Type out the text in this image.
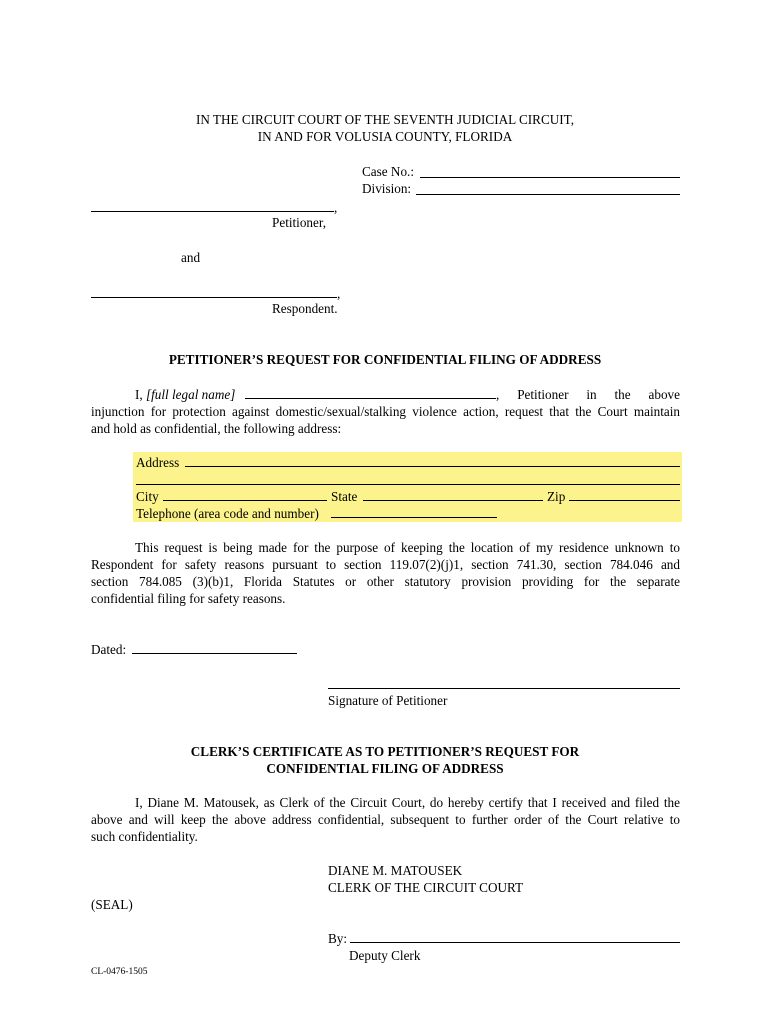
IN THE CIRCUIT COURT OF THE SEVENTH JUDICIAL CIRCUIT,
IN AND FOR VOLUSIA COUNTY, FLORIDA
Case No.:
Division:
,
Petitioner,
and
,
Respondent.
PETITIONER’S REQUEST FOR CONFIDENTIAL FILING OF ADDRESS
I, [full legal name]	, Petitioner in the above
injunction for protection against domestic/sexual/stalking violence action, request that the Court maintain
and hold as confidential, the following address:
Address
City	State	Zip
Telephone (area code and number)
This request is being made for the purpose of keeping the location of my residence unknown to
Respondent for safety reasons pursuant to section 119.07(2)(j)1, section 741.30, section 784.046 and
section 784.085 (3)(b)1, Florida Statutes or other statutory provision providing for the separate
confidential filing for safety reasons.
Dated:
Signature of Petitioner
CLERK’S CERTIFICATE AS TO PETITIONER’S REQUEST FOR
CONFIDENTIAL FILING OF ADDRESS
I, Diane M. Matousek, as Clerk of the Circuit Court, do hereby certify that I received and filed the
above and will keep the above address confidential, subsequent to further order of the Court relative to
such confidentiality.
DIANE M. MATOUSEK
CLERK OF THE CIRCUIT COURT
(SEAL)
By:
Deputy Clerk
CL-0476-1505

*-*-*

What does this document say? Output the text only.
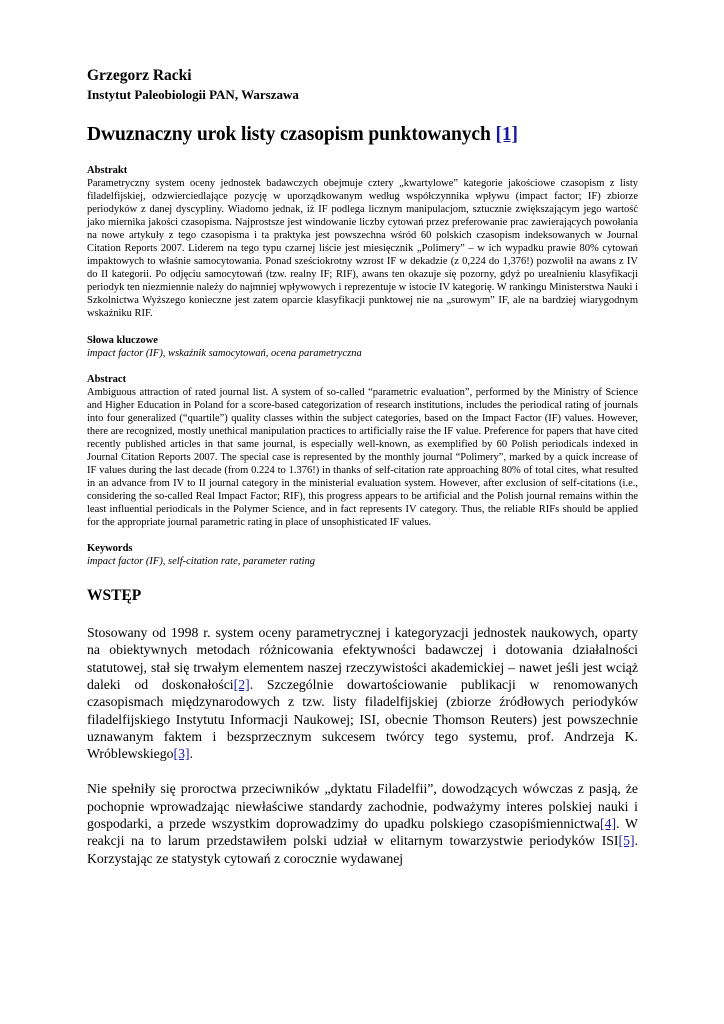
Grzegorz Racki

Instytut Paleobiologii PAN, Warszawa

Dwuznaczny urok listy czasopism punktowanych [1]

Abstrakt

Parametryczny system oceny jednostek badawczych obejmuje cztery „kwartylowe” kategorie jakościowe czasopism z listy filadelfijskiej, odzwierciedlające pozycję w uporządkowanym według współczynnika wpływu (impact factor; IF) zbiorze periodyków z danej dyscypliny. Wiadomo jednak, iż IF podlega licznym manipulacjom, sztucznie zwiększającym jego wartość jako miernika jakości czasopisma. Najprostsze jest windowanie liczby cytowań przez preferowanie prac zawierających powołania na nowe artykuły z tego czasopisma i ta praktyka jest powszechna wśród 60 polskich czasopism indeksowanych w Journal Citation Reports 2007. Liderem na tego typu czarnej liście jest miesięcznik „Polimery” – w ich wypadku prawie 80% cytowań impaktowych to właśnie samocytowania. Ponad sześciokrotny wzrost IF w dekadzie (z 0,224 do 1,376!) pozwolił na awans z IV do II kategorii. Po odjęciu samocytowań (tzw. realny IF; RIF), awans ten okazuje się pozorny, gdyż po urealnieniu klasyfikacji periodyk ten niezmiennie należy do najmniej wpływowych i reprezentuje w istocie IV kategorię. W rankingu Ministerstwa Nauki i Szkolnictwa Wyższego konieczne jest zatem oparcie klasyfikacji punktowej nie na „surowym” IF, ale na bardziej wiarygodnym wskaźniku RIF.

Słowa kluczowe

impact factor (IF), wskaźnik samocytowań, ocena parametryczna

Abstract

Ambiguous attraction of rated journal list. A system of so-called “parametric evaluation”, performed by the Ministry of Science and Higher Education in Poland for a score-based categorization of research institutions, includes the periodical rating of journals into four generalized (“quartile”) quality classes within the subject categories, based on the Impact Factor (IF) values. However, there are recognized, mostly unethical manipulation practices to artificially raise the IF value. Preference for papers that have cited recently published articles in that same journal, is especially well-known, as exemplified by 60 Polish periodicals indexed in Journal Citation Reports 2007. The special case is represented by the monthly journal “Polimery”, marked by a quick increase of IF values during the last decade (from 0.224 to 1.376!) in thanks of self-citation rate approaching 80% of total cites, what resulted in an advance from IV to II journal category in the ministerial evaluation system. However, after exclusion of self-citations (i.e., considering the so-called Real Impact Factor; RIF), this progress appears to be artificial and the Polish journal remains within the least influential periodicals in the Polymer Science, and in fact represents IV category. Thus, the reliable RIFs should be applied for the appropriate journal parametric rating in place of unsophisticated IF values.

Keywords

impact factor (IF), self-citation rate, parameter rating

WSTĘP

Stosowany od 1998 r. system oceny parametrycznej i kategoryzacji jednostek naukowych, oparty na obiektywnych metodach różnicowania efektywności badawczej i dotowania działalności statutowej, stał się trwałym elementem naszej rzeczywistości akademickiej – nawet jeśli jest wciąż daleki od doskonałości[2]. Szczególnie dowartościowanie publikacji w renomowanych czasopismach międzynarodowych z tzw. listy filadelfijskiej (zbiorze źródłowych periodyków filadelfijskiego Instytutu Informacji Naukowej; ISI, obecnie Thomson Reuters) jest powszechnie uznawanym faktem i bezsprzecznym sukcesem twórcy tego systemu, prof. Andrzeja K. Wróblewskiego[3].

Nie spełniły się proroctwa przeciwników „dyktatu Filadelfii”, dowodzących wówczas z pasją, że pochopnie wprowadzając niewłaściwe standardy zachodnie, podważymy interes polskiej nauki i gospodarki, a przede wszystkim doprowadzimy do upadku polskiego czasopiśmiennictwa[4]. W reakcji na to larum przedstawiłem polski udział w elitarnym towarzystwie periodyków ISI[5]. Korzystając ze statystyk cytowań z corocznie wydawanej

*-*-*

Gather each line in these records that contains the string "safety".

▶ _SOLUTION TO THIS TASK_
Respondent for safety reasons pursuant to section 119.07(2)(j)1, section 741.30, section 784.046 and
confidential filing for safety reasons.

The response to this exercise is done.